The records below are to be quoted in full; please keep every word exact.
● ● ● ●
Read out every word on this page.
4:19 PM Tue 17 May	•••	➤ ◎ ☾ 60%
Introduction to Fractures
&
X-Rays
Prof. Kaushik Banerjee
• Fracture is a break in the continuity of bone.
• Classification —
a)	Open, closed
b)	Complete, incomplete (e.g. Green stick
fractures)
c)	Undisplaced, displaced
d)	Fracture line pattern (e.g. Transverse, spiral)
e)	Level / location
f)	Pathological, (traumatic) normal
● ● ● ●
Finished task.
Read out every word on this page.
4:19 PM Tue 17 May	•••	➤ ◎ ☾ 60%
Introduction to Fractures
&
X-Rays
Prof. Kaushik Banerjee
• Fracture is a break in the continuity of bone.
• Classification —
a)	Open, closed
b)	Complete, incomplete (e.g. Green stick
fractures)
c)	Undisplaced, displaced
d)	Fracture line pattern (e.g. Transverse, spiral)
e)	Level / location
f)	Pathological, (traumatic) normal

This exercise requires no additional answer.